─── Exercise material ───
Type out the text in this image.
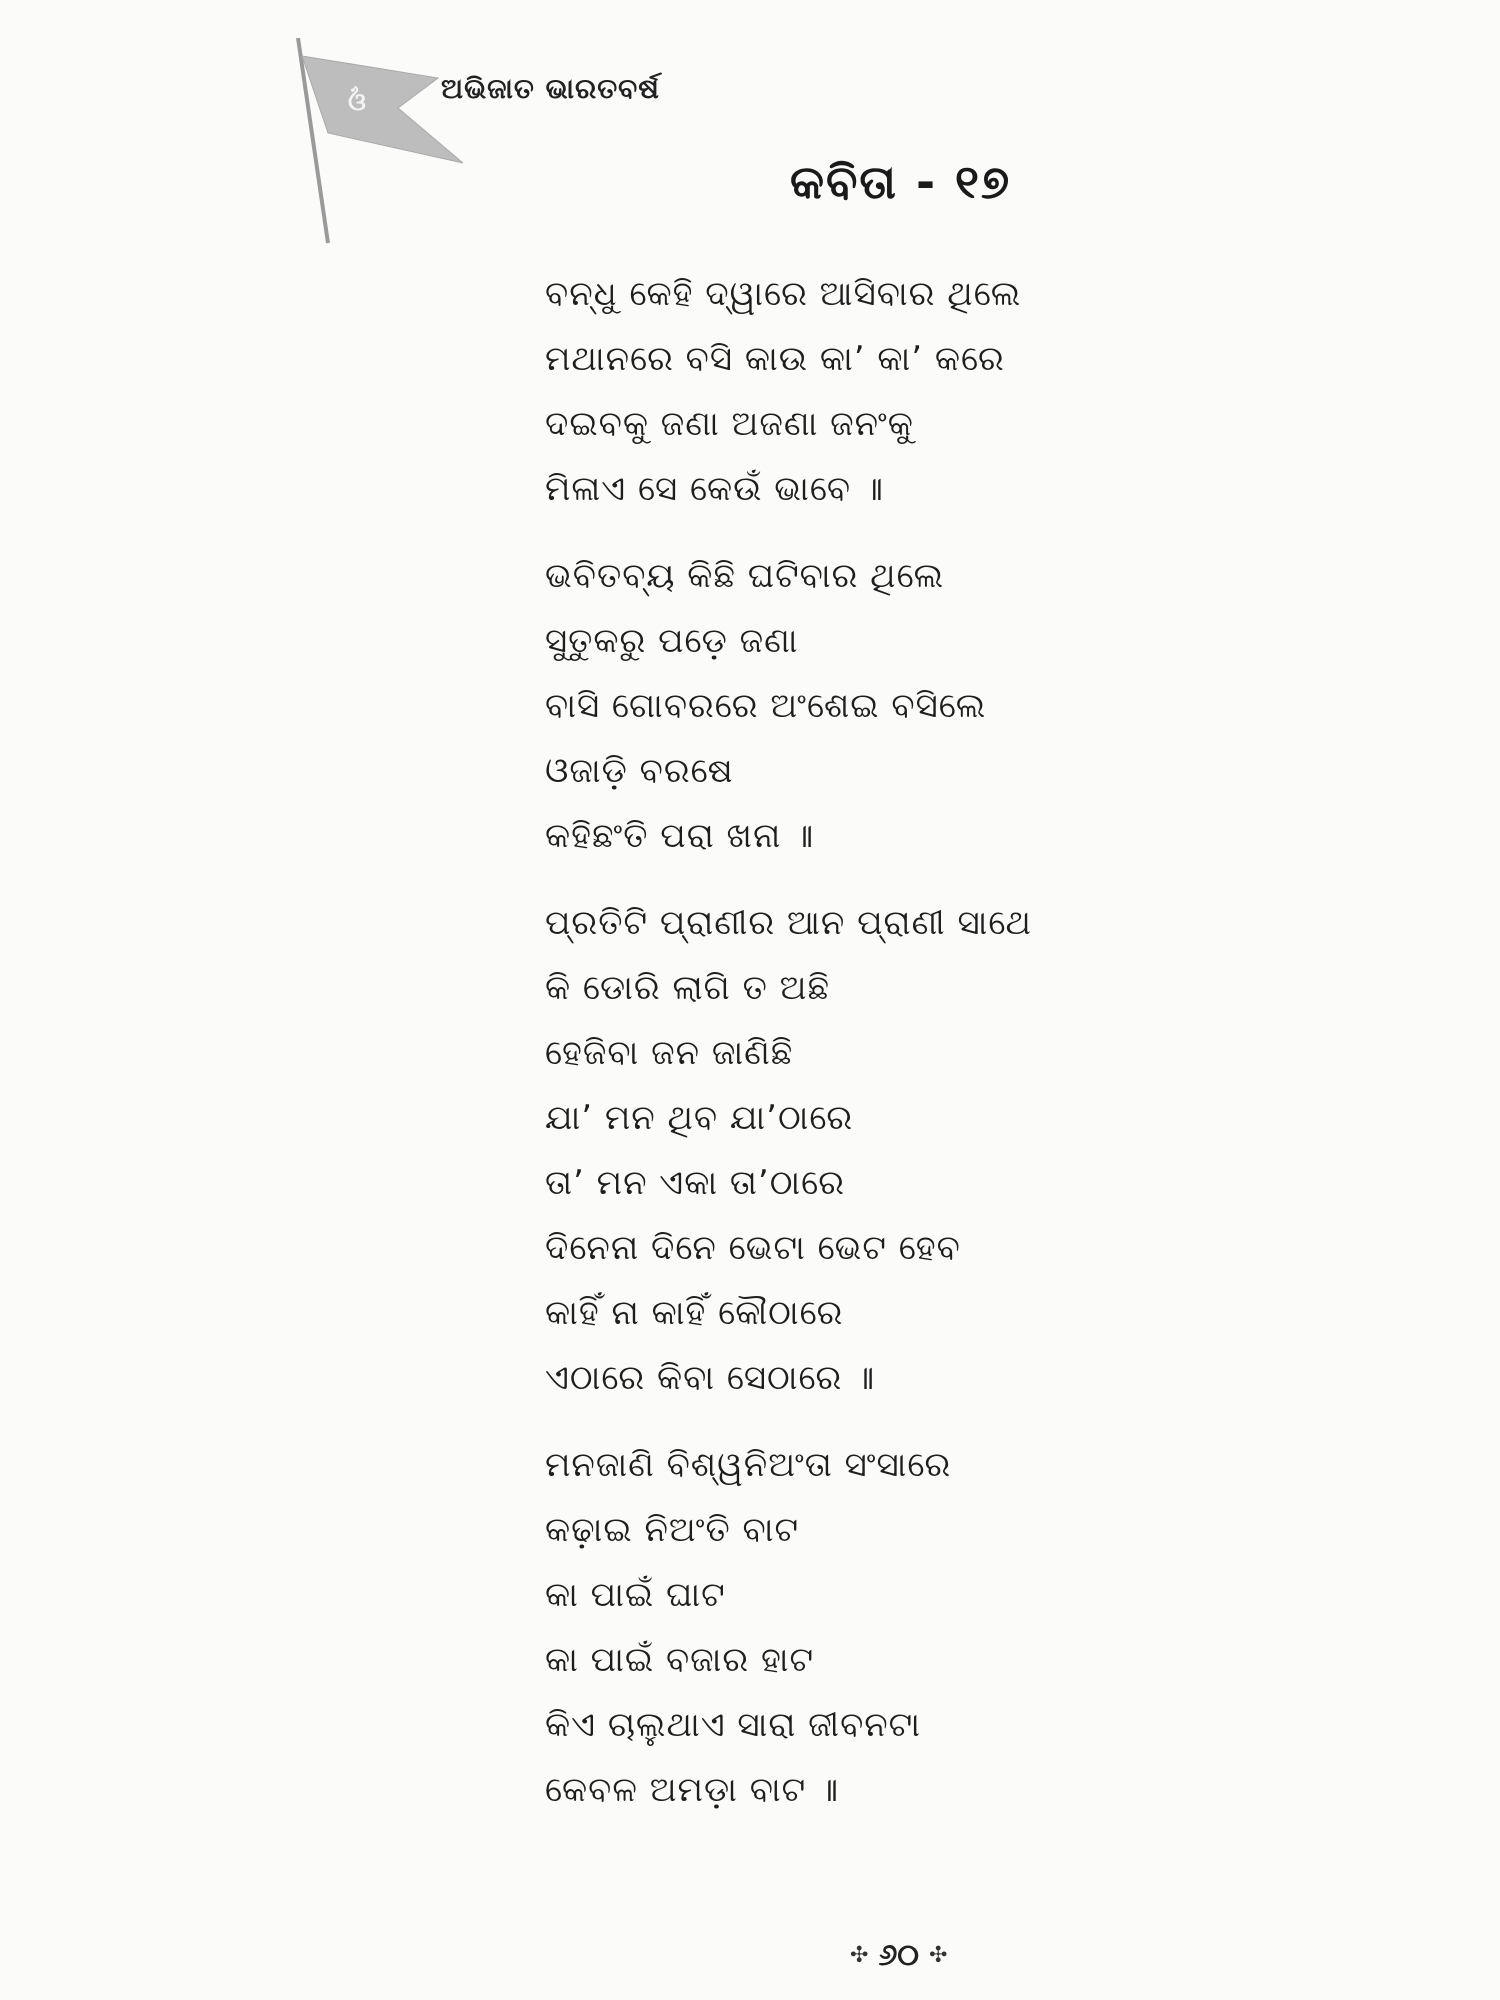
ଓଁ	ଅଭିଜାତ ଭାରତବର୍ଷ
କବିତା - ୧୭
ବନ୍ଧୁ କେହି ଦ୍ୱାରେ ଆସିବାର ଥିଲେ
ମଥାନରେ ବସି କାଉ କା’ କା’ କରେ
ଦଇବକୁ ଜଣା ଅଜଣା ଜନଂକୁ
ମିଳାଏ ସେ କେଉଁ ଭାବେ ॥
ଭବିତବ୍ୟ କିଛି ଘଟିବାର ଥିଲେ
ସୁତୁକରୁ ପଡ଼େ ଜଣା
ବାସି ଗୋବରରେ ଅଂଶେଇ ବସିଲେ
ଓଜାଡ଼ି ବରଷେ
କହିଛଂତି ପରା ଖନା ॥
ପ୍ରତିଟି ପ୍ରାଣୀର ଆନ ପ୍ରାଣୀ ସାଥେ
କି ଡୋରି ଲାଗି ତ ଅଛି
ହେଜିବା ଜନ ଜାଣିଛି
ଯା’ ମନ ଥିବ ଯା’ଠାରେ
ତା’ ମନ ଏକା ତା’ଠାରେ
ଦିନେନା ଦିନେ ଭେଟା ଭେଟ ହେବ
କାହିଁ ନା କାହିଁ କୌଠାରେ
ଏଠାରେ କିବା ସେଠାରେ ॥
ମନଜାଣି ବିଶ୍ୱନିଅଂତା ସଂସାରେ
କଢ଼ାଇ ନିଅଂତି ବାଟ
କା ପାଇଁ ଘାଟ
କା ପାଇଁ ବଜାର ହାଟ
କିଏ ଚାଲୁଥାଏ ସାରା ଜୀବନଟା
କେବଳ ଅମଡ଼ା ବାଟ ॥
✣ ୬୦ ✣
───
- [What the task requires]:
Copy out all of the data word for word. Do not carry over any picture.

- [Reply]:
Type out the text in this image.
ଓଁ	ଅଭିଜାତ ଭାରତବର୍ଷ
କବିତା - ୧୭
ବନ୍ଧୁ କେହି ଦ୍ୱାରେ ଆସିବାର ଥିଲେ
ମଥାନରେ ବସି କାଉ କା’ କା’ କରେ
ଦଇବକୁ ଜଣା ଅଜଣା ଜନଂକୁ
ମିଳାଏ ସେ କେଉଁ ଭାବେ ॥
ଭବିତବ୍ୟ କିଛି ଘଟିବାର ଥିଲେ
ସୁତୁକରୁ ପଡ଼େ ଜଣା
ବାସି ଗୋବରରେ ଅଂଶେଇ ବସିଲେ
ଓଜାଡ଼ି ବରଷେ
କହିଛଂତି ପରା ଖନା ॥
ପ୍ରତିଟି ପ୍ରାଣୀର ଆନ ପ୍ରାଣୀ ସାଥେ
କି ଡୋରି ଲାଗି ତ ଅଛି
ହେଜିବା ଜନ ଜାଣିଛି
ଯା’ ମନ ଥିବ ଯା’ଠାରେ
ତା’ ମନ ଏକା ତା’ଠାରେ
ଦିନେନା ଦିନେ ଭେଟା ଭେଟ ହେବ
କାହିଁ ନା କାହିଁ କୌଠାରେ
ଏଠାରେ କିବା ସେଠାରେ ॥
ମନଜାଣି ବିଶ୍ୱନିଅଂତା ସଂସାରେ
କଢ଼ାଇ ନିଅଂତି ବାଟ
କା ପାଇଁ ଘାଟ
କା ପାଇଁ ବଜାର ହାଟ
କିଏ ଚାଲୁଥାଏ ସାରା ଜୀବନଟା
କେବଳ ଅମଡ଼ା ବାଟ ॥
✣ ୬୦ ✣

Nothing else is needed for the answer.